Domestically, of course, the currency is no longer tied to gold. Going off gold was supposed to give the central bank greater flexibility in managing the nation's money supply. Instead, the end result has been to undercut not just its ability to regulate money and credit but also the very foundation of the banking system itself. Banking depends on a workable distinction between money and credit. Without it, the Fed cannot control the growth of the broad monetary and credit aggregates, and banks no longer possess a unique franchise separate and distinct from other financial intermediaries.

Money market funds buying commercial paper, government agencies like Fannie Mae and Freddie Mac securitizing loans, and brokerage firms making margin loans all act effectively to expand credit, but they do so outside the constraints of bank reserve and capital requirements. For an interesting discussion of this process and its effects on the monetary aggregates, see D. Noland, "The Credit Bubble Bulletin - Commercial Paper," March 10, 2000 (www.prudentbear.com/markcomm/markcomm.htm). Banking based on gold is a demanding business that done properly is a public good; banking without gold is a crippled business that, however done, has heretofore always ended in an orgy of paper and national ruin.

■ PROBLEM SET:
A. In the passage on banking and gold, what does banking depend on?
B. Quote everything from "Money market funds" down to "and national ruin." in the passage on banking and gold.

■ GIVEN RECORDS:
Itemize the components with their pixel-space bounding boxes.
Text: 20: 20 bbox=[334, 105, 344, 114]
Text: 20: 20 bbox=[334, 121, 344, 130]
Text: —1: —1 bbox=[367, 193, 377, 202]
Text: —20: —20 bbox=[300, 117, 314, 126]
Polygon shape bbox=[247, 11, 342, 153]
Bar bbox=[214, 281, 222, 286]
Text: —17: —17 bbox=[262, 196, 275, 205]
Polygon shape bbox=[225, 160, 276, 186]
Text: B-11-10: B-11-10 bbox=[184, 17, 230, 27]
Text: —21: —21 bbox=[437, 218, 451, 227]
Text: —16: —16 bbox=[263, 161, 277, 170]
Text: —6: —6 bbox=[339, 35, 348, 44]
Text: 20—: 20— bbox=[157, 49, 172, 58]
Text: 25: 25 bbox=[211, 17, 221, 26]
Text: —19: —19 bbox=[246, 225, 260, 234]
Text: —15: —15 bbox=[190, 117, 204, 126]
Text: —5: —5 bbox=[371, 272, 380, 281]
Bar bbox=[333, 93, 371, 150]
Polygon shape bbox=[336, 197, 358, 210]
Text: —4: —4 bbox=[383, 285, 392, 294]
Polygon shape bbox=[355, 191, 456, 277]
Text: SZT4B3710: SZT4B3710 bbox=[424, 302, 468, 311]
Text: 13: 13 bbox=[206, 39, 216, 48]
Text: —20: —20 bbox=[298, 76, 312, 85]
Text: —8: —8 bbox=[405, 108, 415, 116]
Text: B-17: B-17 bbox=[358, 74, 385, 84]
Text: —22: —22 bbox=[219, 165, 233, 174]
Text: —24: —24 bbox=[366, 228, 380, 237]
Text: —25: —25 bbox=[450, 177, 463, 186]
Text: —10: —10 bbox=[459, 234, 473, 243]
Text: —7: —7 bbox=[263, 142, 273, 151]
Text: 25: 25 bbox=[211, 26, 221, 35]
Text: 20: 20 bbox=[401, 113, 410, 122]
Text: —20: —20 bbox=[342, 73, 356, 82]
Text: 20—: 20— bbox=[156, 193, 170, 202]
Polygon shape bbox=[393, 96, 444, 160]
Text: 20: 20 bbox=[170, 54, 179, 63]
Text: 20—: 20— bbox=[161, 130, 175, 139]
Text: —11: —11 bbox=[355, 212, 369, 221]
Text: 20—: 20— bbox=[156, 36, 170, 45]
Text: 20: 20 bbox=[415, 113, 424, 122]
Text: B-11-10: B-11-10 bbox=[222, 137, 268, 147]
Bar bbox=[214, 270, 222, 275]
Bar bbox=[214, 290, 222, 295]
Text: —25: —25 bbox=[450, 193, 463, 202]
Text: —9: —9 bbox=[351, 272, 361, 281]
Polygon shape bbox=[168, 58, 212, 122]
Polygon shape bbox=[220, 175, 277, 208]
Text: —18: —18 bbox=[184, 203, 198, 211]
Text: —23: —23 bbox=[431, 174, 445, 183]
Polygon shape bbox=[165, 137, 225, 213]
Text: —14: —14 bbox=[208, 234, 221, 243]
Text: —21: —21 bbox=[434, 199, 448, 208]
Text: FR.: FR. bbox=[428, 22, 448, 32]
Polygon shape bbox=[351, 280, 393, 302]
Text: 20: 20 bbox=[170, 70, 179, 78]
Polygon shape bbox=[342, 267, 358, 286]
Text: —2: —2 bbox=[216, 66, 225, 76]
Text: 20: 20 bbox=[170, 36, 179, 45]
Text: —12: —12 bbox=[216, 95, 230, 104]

■ THE RESPONSES:
A. A workable distinction between money and credit.

B.
Money market funds buying commercial paper, government agencies like Fannie Mae and Freddie Mac securitizing loans, and brokerage firms making margin loans all act effectively to expand credit, but they do so outside the constraints of bank reserve and capital requirements. For an interesting discussion of this process and its effects on the monetary aggregates, see D. Noland, "The Credit Bubble Bulletin - Commercial Paper," March 10, 2000 (www.prudentbear.com/markcomm/markcomm.htm). Banking based on gold is a demanding business that done properly is a public good; banking without gold is a crippled business that, however done, has heretofore always ended in an orgy of paper and national ruin.